- Stated exercise: Can you edit the listing below so that every "Apical ballooning" becomes "Apical dilation", leaving everything else unchanged?

※ ※ ※

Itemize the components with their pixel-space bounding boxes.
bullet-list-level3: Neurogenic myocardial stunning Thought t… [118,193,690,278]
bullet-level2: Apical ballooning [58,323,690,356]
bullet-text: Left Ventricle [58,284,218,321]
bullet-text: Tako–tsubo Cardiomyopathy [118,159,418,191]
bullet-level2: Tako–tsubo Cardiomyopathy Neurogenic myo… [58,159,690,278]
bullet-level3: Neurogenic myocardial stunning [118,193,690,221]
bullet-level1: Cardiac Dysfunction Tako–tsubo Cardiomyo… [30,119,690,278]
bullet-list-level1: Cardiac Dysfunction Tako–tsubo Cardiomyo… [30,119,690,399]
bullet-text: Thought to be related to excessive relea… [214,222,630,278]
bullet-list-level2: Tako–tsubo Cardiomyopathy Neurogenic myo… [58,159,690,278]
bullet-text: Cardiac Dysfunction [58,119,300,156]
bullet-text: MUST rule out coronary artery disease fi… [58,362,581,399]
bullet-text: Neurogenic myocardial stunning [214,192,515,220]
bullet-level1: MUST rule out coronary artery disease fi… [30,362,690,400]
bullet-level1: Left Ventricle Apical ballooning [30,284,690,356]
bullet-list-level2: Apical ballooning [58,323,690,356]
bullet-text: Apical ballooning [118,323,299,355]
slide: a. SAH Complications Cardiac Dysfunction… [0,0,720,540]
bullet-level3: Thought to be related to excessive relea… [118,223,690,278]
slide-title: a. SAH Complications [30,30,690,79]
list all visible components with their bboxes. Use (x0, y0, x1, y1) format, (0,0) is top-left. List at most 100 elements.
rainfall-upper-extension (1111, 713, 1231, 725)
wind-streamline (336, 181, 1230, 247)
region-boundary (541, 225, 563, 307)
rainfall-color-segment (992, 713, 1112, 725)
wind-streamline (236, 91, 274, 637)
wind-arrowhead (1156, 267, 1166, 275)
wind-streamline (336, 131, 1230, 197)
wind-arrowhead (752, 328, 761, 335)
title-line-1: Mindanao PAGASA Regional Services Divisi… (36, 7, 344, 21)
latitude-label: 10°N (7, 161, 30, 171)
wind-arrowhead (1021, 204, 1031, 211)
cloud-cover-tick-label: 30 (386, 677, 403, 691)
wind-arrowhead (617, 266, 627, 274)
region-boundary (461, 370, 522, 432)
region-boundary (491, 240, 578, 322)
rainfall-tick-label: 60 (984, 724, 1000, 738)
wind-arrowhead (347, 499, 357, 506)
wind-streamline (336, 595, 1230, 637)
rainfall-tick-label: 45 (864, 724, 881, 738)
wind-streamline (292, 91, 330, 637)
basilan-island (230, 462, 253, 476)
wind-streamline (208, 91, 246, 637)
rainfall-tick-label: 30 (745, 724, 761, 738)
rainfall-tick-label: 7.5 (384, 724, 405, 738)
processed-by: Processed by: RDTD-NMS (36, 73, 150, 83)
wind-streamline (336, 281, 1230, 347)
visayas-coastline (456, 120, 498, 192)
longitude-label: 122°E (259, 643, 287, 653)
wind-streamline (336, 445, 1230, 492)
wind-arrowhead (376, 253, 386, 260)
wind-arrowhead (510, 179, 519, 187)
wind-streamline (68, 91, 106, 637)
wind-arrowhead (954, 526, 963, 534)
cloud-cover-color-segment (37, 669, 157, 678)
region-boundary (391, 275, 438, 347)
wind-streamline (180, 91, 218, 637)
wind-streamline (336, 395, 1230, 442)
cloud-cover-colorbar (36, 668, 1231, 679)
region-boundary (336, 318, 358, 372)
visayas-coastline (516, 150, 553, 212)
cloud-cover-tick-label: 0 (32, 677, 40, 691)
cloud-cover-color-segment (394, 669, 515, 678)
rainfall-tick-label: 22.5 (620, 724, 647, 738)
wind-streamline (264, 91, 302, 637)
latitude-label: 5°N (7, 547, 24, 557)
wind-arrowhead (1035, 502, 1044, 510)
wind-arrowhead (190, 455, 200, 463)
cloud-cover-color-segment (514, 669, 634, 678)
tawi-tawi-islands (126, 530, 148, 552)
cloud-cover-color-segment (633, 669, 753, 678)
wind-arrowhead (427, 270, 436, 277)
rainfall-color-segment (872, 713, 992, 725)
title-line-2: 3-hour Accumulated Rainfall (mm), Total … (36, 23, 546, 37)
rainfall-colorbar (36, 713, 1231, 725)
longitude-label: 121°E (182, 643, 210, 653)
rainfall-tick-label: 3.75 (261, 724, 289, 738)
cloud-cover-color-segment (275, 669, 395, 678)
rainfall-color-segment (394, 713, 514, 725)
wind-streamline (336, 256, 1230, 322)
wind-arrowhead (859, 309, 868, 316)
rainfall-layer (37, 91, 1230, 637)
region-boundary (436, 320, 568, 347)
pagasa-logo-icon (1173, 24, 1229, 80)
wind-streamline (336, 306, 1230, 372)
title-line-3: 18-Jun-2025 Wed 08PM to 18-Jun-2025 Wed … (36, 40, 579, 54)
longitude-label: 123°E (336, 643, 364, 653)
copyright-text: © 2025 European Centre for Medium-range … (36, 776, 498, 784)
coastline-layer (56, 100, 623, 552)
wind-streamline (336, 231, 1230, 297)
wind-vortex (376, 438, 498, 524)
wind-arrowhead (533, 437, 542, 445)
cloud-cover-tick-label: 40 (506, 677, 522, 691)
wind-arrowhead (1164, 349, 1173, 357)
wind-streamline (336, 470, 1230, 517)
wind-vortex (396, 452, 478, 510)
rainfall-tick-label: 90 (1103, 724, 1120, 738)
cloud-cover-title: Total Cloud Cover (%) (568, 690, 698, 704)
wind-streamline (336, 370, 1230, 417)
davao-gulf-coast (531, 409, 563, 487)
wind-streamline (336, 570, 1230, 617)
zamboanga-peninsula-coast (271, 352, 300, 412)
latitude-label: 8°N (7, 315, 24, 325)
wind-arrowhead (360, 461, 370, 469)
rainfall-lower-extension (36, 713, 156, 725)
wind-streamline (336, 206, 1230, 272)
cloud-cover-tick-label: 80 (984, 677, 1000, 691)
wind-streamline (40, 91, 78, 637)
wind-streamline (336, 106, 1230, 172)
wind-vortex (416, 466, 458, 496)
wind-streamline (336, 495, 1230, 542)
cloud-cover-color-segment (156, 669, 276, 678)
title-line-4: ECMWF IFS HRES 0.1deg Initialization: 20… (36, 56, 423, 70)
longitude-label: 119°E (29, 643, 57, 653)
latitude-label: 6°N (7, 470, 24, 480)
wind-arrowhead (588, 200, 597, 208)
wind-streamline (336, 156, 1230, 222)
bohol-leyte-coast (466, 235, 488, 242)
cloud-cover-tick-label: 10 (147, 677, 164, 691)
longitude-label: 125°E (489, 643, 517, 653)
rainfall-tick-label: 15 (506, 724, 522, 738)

※ ※ ※

- Right answer:
Itemize the components with their pixel-space bounding boxes.
bullet-list-level3: Neurogenic myocardial stunning Thought t… [118,193,690,278]
bullet-level2: Apical dilation [58,323,690,356]
bullet-text: Left Ventricle [58,284,218,321]
bullet-text: Tako–tsubo Cardiomyopathy [118,159,418,191]
bullet-level2: Tako–tsubo Cardiomyopathy Neurogenic myo… [58,159,690,278]
bullet-level3: Neurogenic myocardial stunning [118,193,690,221]
bullet-level1: Cardiac Dysfunction Tako–tsubo Cardiomyo… [30,119,690,278]
bullet-list-level1: Cardiac Dysfunction Tako–tsubo Cardiomyo… [30,119,690,399]
bullet-text: Thought to be related to excessive relea… [214,222,630,278]
bullet-list-level2: Tako–tsubo Cardiomyopathy Neurogenic myo… [58,159,690,278]
bullet-text: Cardiac Dysfunction [58,119,300,156]
bullet-text: MUST rule out coronary artery disease fi… [58,362,581,399]
bullet-text: Neurogenic myocardial stunning [214,192,515,220]
bullet-level1: MUST rule out coronary artery disease fi… [30,362,690,400]
bullet-level1: Left Ventricle Apical dilation [30,284,690,356]
bullet-list-level2: Apical dilation [58,323,690,356]
bullet-text: Apical dilation [118,323,299,355]
slide: a. SAH Complications Cardiac Dysfunction… [0,0,720,540]
bullet-level3: Thought to be related to excessive relea… [118,223,690,278]
slide-title: a. SAH Complications [30,30,690,79]
list all visible components with their bboxes. Use (x0, y0, x1, y1) format, (0,0) is top-left. List at most 100 elements.
rainfall-upper-extension (1111, 713, 1231, 725)
wind-streamline (336, 181, 1230, 247)
region-boundary (541, 225, 563, 307)
rainfall-color-segment (992, 713, 1112, 725)
wind-streamline (236, 91, 274, 637)
wind-arrowhead (1156, 267, 1166, 275)
wind-streamline (336, 131, 1230, 197)
wind-arrowhead (752, 328, 761, 335)
title-line-1: Mindanao PAGASA Regional Services Divisi… (36, 7, 344, 21)
latitude-label: 10°N (7, 161, 30, 171)
wind-arrowhead (1021, 204, 1031, 211)
cloud-cover-tick-label: 30 (386, 677, 403, 691)
wind-arrowhead (617, 266, 627, 274)
region-boundary (461, 370, 522, 432)
region-boundary (491, 240, 578, 322)
rainfall-tick-label: 60 (984, 724, 1000, 738)
wind-arrowhead (347, 499, 357, 506)
wind-streamline (336, 595, 1230, 637)
rainfall-tick-label: 45 (864, 724, 881, 738)
wind-streamline (292, 91, 330, 637)
basilan-island (230, 462, 253, 476)
wind-streamline (208, 91, 246, 637)
rainfall-tick-label: 30 (745, 724, 761, 738)
rainfall-tick-label: 7.5 (384, 724, 405, 738)
processed-by: Processed by: RDTD-NMS (36, 73, 150, 83)
wind-streamline (336, 281, 1230, 347)
visayas-coastline (456, 120, 498, 192)
longitude-label: 122°E (259, 643, 287, 653)
wind-streamline (336, 445, 1230, 492)
wind-arrowhead (376, 253, 386, 260)
wind-arrowhead (510, 179, 519, 187)
wind-streamline (68, 91, 106, 637)
wind-arrowhead (954, 526, 963, 534)
cloud-cover-color-segment (37, 669, 157, 678)
region-boundary (391, 275, 438, 347)
wind-streamline (180, 91, 218, 637)
wind-streamline (336, 395, 1230, 442)
cloud-cover-colorbar (36, 668, 1231, 679)
region-boundary (336, 318, 358, 372)
visayas-coastline (516, 150, 553, 212)
cloud-cover-tick-label: 0 (32, 677, 40, 691)
cloud-cover-color-segment (394, 669, 515, 678)
rainfall-tick-label: 22.5 (620, 724, 647, 738)
wind-streamline (264, 91, 302, 637)
latitude-label: 5°N (7, 547, 24, 557)
wind-arrowhead (1035, 502, 1044, 510)
wind-arrowhead (190, 455, 200, 463)
cloud-cover-color-segment (514, 669, 634, 678)
tawi-tawi-islands (126, 530, 148, 552)
cloud-cover-color-segment (633, 669, 753, 678)
wind-arrowhead (427, 270, 436, 277)
rainfall-color-segment (872, 713, 992, 725)
title-line-2: 3-hour Accumulated Rainfall (mm), Total … (36, 23, 546, 37)
rainfall-colorbar (36, 713, 1231, 725)
longitude-label: 121°E (182, 643, 210, 653)
rainfall-tick-label: 3.75 (261, 724, 289, 738)
cloud-cover-color-segment (275, 669, 395, 678)
rainfall-color-segment (394, 713, 514, 725)
wind-streamline (336, 256, 1230, 322)
wind-arrowhead (859, 309, 868, 316)
rainfall-layer (37, 91, 1230, 637)
region-boundary (436, 320, 568, 347)
pagasa-logo-icon (1173, 24, 1229, 80)
wind-streamline (336, 306, 1230, 372)
title-line-3: 18-Jun-2025 Wed 08PM to 18-Jun-2025 Wed … (36, 40, 579, 54)
longitude-label: 123°E (336, 643, 364, 653)
copyright-text: © 2025 European Centre for Medium-range … (36, 776, 498, 784)
coastline-layer (56, 100, 623, 552)
wind-streamline (336, 231, 1230, 297)
wind-vortex (376, 438, 498, 524)
wind-arrowhead (533, 437, 542, 445)
cloud-cover-tick-label: 40 (506, 677, 522, 691)
wind-arrowhead (1164, 349, 1173, 357)
wind-streamline (336, 470, 1230, 517)
wind-vortex (396, 452, 478, 510)
rainfall-tick-label: 90 (1103, 724, 1120, 738)
cloud-cover-title: Total Cloud Cover (%) (568, 690, 698, 704)
wind-streamline (336, 370, 1230, 417)
davao-gulf-coast (531, 409, 563, 487)
wind-streamline (336, 570, 1230, 617)
zamboanga-peninsula-coast (271, 352, 300, 412)
latitude-label: 8°N (7, 315, 24, 325)
wind-arrowhead (360, 461, 370, 469)
rainfall-lower-extension (36, 713, 156, 725)
wind-streamline (336, 206, 1230, 272)
cloud-cover-tick-label: 80 (984, 677, 1000, 691)
wind-streamline (40, 91, 78, 637)
wind-streamline (336, 106, 1230, 172)
wind-vortex (416, 466, 458, 496)
wind-streamline (336, 495, 1230, 542)
cloud-cover-color-segment (156, 669, 276, 678)
title-line-4: ECMWF IFS HRES 0.1deg Initialization: 20… (36, 56, 423, 70)
longitude-label: 119°E (29, 643, 57, 653)
latitude-label: 6°N (7, 470, 24, 480)
wind-arrowhead (588, 200, 597, 208)
wind-streamline (336, 156, 1230, 222)
bohol-leyte-coast (466, 235, 488, 242)
cloud-cover-tick-label: 10 (147, 677, 164, 691)
longitude-label: 125°E (489, 643, 517, 653)
rainfall-tick-label: 15 (506, 724, 522, 738)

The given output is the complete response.